>> begin PROVIDED DATA

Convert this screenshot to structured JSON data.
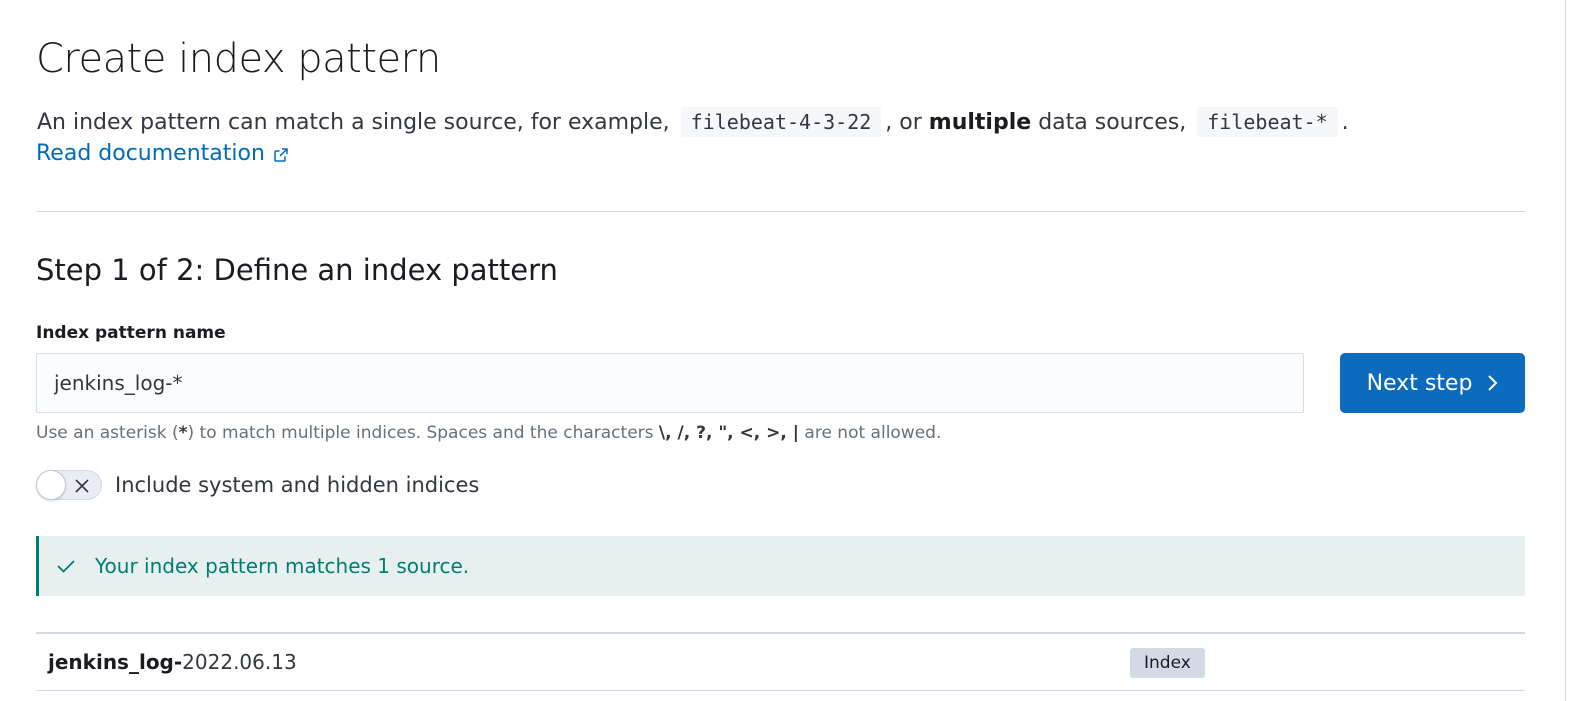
{
  "header": {
    "title": "Create index pattern",
    "description_part1": "An index pattern can match a single source, for example,",
    "example_single": "filebeat-4-3-22",
    "description_part2": ", or",
    "description_bold": "multiple",
    "description_part3": "data sources,",
    "example_multiple": "filebeat-*",
    "description_end": ".",
    "doc_link_label": "Read documentation",
    "doc_link_icon": "external-link-icon"
  },
  "step": {
    "title": "Step 1 of 2: Define an index pattern",
    "field_label": "Index pattern name",
    "input_value": "jenkins_log-*",
    "next_button_label": "Next step",
    "next_button_icon": "chevron-right-icon",
    "help_prefix": "Use an asterisk (",
    "help_asterisk": "*",
    "help_middle": ") to match multiple indices. Spaces and the characters",
    "help_chars": "\\, /, ?, \", <, >, |",
    "help_suffix": "are not allowed.",
    "toggle_label": "Include system and hidden indices",
    "toggle_on": false
  },
  "callout": {
    "text": "Your index pattern matches 1 source.",
    "icon": "check-icon",
    "color": "#017d73"
  },
  "results": [
    {
      "name_bold": "jenkins_log-",
      "name_rest": "2022.06.13",
      "badge": "Index"
    }
  ],
  "colors": {
    "primary": "#0d6bbd",
    "link": "#006bb8",
    "success": "#017d73",
    "success_bg": "#e6f1ef",
    "border": "#d3dae6"
  }
}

>> end PROVIDED DATA

▸ EXERCISE BRIEF: Return to the listing above and set it down exactly, leaving out its pictures.

▸ REPLY TO THE EXERCISE:
Convert this screenshot to structured JSON data.
{
  "header": {
    "title": "Create index pattern",
    "description_part1": "An index pattern can match a single source, for example,",
    "example_single": "filebeat-4-3-22",
    "description_part2": ", or",
    "description_bold": "multiple",
    "description_part3": "data sources,",
    "example_multiple": "filebeat-*",
    "description_end": ".",
    "doc_link_label": "Read documentation",
    "doc_link_icon": "external-link-icon"
  },
  "step": {
    "title": "Step 1 of 2: Define an index pattern",
    "field_label": "Index pattern name",
    "input_value": "jenkins_log-*",
    "next_button_label": "Next step",
    "next_button_icon": "chevron-right-icon",
    "help_prefix": "Use an asterisk (",
    "help_asterisk": "*",
    "help_middle": ") to match multiple indices. Spaces and the characters",
    "help_chars": "\\, /, ?, \", <, >, |",
    "help_suffix": "are not allowed.",
    "toggle_label": "Include system and hidden indices",
    "toggle_on": false
  },
  "callout": {
    "text": "Your index pattern matches 1 source.",
    "icon": "check-icon",
    "color": "#017d73"
  },
  "results": [
    {
      "name_bold": "jenkins_log-",
      "name_rest": "2022.06.13",
      "badge": "Index"
    }
  ],
  "colors": {
    "primary": "#0d6bbd",
    "link": "#006bb8",
    "success": "#017d73",
    "success_bg": "#e6f1ef",
    "border": "#d3dae6"
  }
}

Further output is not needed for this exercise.